● WHAT IS REQUIRED
Each entry needs to be restated exactly as written.

— begin MATERIAL FOR THIS TASK —

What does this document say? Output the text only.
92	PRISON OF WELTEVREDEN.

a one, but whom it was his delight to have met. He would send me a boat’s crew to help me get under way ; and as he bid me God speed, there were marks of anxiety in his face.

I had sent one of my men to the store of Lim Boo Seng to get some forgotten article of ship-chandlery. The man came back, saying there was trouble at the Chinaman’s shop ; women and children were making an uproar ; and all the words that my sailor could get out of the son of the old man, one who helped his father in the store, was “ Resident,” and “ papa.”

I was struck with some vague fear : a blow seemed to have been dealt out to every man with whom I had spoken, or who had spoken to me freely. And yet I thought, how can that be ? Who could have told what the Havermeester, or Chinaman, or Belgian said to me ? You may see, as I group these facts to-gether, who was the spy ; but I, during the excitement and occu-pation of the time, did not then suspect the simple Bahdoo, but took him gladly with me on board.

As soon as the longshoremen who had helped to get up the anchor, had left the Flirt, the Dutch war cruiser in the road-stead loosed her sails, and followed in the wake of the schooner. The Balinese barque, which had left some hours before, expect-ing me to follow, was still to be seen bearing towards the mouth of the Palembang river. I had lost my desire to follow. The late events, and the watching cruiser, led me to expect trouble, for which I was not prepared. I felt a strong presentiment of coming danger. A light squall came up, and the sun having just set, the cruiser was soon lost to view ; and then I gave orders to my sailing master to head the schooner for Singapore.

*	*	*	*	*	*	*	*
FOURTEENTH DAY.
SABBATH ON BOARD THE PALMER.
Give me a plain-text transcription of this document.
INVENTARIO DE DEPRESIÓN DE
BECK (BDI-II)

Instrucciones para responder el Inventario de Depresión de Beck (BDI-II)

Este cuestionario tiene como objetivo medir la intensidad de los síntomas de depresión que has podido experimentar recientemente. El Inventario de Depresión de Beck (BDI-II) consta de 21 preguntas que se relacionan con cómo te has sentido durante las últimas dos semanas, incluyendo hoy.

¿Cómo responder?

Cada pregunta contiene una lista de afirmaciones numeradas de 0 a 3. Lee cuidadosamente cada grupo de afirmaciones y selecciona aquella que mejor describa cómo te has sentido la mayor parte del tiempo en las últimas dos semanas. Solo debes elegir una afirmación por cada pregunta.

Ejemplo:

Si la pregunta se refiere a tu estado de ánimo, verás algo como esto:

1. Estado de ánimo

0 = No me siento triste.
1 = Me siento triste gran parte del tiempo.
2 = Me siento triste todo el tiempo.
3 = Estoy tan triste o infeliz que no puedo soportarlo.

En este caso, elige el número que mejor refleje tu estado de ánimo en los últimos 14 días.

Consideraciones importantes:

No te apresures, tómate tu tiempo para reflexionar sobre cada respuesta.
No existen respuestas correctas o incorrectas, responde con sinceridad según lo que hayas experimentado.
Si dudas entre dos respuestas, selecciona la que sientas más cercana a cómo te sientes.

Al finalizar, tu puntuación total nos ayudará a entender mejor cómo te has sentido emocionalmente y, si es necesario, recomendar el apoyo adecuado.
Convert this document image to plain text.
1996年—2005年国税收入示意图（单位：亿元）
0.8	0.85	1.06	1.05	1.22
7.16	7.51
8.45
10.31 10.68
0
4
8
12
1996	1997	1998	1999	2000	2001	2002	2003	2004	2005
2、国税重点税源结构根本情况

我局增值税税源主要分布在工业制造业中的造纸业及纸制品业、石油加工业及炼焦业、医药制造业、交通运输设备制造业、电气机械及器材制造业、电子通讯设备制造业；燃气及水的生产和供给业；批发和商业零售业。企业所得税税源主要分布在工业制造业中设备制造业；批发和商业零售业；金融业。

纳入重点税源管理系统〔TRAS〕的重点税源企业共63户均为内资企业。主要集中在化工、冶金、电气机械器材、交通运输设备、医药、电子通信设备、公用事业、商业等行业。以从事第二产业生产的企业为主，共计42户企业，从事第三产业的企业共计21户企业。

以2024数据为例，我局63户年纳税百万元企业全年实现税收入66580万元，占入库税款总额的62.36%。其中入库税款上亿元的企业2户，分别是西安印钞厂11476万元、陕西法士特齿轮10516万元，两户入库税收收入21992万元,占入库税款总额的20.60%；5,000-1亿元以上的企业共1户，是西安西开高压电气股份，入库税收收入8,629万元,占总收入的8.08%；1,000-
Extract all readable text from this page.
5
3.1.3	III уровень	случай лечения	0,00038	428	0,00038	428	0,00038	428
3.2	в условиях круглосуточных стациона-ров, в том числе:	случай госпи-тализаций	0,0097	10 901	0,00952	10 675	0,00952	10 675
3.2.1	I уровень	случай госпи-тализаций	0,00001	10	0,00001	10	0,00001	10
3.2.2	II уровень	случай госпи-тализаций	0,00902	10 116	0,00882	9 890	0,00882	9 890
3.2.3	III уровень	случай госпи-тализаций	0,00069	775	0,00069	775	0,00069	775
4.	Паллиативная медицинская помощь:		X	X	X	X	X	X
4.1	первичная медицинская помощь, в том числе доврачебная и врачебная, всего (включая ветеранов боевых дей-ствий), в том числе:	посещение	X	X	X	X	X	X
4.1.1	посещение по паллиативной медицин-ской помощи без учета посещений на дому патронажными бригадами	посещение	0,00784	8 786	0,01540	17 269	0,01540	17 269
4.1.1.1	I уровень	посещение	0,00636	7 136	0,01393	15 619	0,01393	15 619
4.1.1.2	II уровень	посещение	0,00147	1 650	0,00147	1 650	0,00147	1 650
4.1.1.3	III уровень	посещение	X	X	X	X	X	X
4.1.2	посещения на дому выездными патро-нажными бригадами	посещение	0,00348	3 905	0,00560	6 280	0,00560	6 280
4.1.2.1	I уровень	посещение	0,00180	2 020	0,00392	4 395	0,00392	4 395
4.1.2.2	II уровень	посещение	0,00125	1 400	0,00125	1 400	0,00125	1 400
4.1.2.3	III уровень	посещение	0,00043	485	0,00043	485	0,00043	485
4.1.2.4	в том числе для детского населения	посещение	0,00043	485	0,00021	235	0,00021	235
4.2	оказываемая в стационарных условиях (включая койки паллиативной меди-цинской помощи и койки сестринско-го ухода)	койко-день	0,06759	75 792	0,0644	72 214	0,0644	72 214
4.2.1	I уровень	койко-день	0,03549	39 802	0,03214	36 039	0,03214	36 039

— end MATERIAL FOR THIS TASK —

● REPLY TO THE EXERCISE
What does this document say? Output the text only.
92	PRISON OF WELTEVREDEN.

a one, but whom it was his delight to have met. He would send me a boat’s crew to help me get under way ; and as he bid me God speed, there were marks of anxiety in his face.

I had sent one of my men to the store of Lim Boo Seng to get some forgotten article of ship-chandlery. The man came back, saying there was trouble at the Chinaman’s shop ; women and children were making an uproar ; and all the words that my sailor could get out of the son of the old man, one who helped his father in the store, was “ Resident,” and “ papa.”

I was struck with some vague fear : a blow seemed to have been dealt out to every man with whom I had spoken, or who had spoken to me freely. And yet I thought, how can that be ? Who could have told what the Havermeester, or Chinaman, or Belgian said to me ? You may see, as I group these facts to-gether, who was the spy ; but I, during the excitement and occu-pation of the time, did not then suspect the simple Bahdoo, but took him gladly with me on board.

As soon as the longshoremen who had helped to get up the anchor, had left the Flirt, the Dutch war cruiser in the road-stead loosed her sails, and followed in the wake of the schooner. The Balinese barque, which had left some hours before, expect-ing me to follow, was still to be seen bearing towards the mouth of the Palembang river. I had lost my desire to follow. The late events, and the watching cruiser, led me to expect trouble, for which I was not prepared. I felt a strong presentiment of coming danger. A light squall came up, and the sun having just set, the cruiser was soon lost to view ; and then I gave orders to my sailing master to head the schooner for Singapore.

*	*	*	*	*	*	*	*
FOURTEENTH DAY.
SABBATH ON BOARD THE PALMER.
Give me a plain-text transcription of this document.
INVENTARIO DE DEPRESIÓN DE
BECK (BDI-II)

Instrucciones para responder el Inventario de Depresión de Beck (BDI-II)

Este cuestionario tiene como objetivo medir la intensidad de los síntomas de depresión que has podido experimentar recientemente. El Inventario de Depresión de Beck (BDI-II) consta de 21 preguntas que se relacionan con cómo te has sentido durante las últimas dos semanas, incluyendo hoy.

¿Cómo responder?

Cada pregunta contiene una lista de afirmaciones numeradas de 0 a 3. Lee cuidadosamente cada grupo de afirmaciones y selecciona aquella que mejor describa cómo te has sentido la mayor parte del tiempo en las últimas dos semanas. Solo debes elegir una afirmación por cada pregunta.

Ejemplo:

Si la pregunta se refiere a tu estado de ánimo, verás algo como esto:

1. Estado de ánimo

0 = No me siento triste.
1 = Me siento triste gran parte del tiempo.
2 = Me siento triste todo el tiempo.
3 = Estoy tan triste o infeliz que no puedo soportarlo.

En este caso, elige el número que mejor refleje tu estado de ánimo en los últimos 14 días.

Consideraciones importantes:

No te apresures, tómate tu tiempo para reflexionar sobre cada respuesta.
No existen respuestas correctas o incorrectas, responde con sinceridad según lo que hayas experimentado.
Si dudas entre dos respuestas, selecciona la que sientas más cercana a cómo te sientes.

Al finalizar, tu puntuación total nos ayudará a entender mejor cómo te has sentido emocionalmente y, si es necesario, recomendar el apoyo adecuado.
Convert this document image to plain text.
1996年—2005年国税收入示意图（单位：亿元）
0.8	0.85	1.06	1.05	1.22
7.16	7.51
8.45
10.31 10.68
0
4
8
12
1996	1997	1998	1999	2000	2001	2002	2003	2004	2005
2、国税重点税源结构根本情况

我局增值税税源主要分布在工业制造业中的造纸业及纸制品业、石油加工业及炼焦业、医药制造业、交通运输设备制造业、电气机械及器材制造业、电子通讯设备制造业；燃气及水的生产和供给业；批发和商业零售业。企业所得税税源主要分布在工业制造业中设备制造业；批发和商业零售业；金融业。

纳入重点税源管理系统〔TRAS〕的重点税源企业共63户均为内资企业。主要集中在化工、冶金、电气机械器材、交通运输设备、医药、电子通信设备、公用事业、商业等行业。以从事第二产业生产的企业为主，共计42户企业，从事第三产业的企业共计21户企业。

以2024数据为例，我局63户年纳税百万元企业全年实现税收入66580万元，占入库税款总额的62.36%。其中入库税款上亿元的企业2户，分别是西安印钞厂11476万元、陕西法士特齿轮10516万元，两户入库税收收入21992万元,占入库税款总额的20.60%；5,000-1亿元以上的企业共1户，是西安西开高压电气股份，入库税收收入8,629万元,占总收入的8.08%；1,000-
Extract all readable text from this page.
5
3.1.3	III уровень	случай лечения	0,00038	428	0,00038	428	0,00038	428
3.2	в условиях круглосуточных стациона-ров, в том числе:	случай госпи-тализаций	0,0097	10 901	0,00952	10 675	0,00952	10 675
3.2.1	I уровень	случай госпи-тализаций	0,00001	10	0,00001	10	0,00001	10
3.2.2	II уровень	случай госпи-тализаций	0,00902	10 116	0,00882	9 890	0,00882	9 890
3.2.3	III уровень	случай госпи-тализаций	0,00069	775	0,00069	775	0,00069	775
4.	Паллиативная медицинская помощь:		X	X	X	X	X	X
4.1	первичная медицинская помощь, в том числе доврачебная и врачебная, всего (включая ветеранов боевых дей-ствий), в том числе:	посещение	X	X	X	X	X	X
4.1.1	посещение по паллиативной медицин-ской помощи без учета посещений на дому патронажными бригадами	посещение	0,00784	8 786	0,01540	17 269	0,01540	17 269
4.1.1.1	I уровень	посещение	0,00636	7 136	0,01393	15 619	0,01393	15 619
4.1.1.2	II уровень	посещение	0,00147	1 650	0,00147	1 650	0,00147	1 650
4.1.1.3	III уровень	посещение	X	X	X	X	X	X
4.1.2	посещения на дому выездными патро-нажными бригадами	посещение	0,00348	3 905	0,00560	6 280	0,00560	6 280
4.1.2.1	I уровень	посещение	0,00180	2 020	0,00392	4 395	0,00392	4 395
4.1.2.2	II уровень	посещение	0,00125	1 400	0,00125	1 400	0,00125	1 400
4.1.2.3	III уровень	посещение	0,00043	485	0,00043	485	0,00043	485
4.1.2.4	в том числе для детского населения	посещение	0,00043	485	0,00021	235	0,00021	235
4.2	оказываемая в стационарных условиях (включая койки паллиативной меди-цинской помощи и койки сестринско-го ухода)	койко-день	0,06759	75 792	0,0644	72 214	0,0644	72 214
4.2.1	I уровень	койко-день	0,03549	39 802	0,03214	36 039	0,03214	36 039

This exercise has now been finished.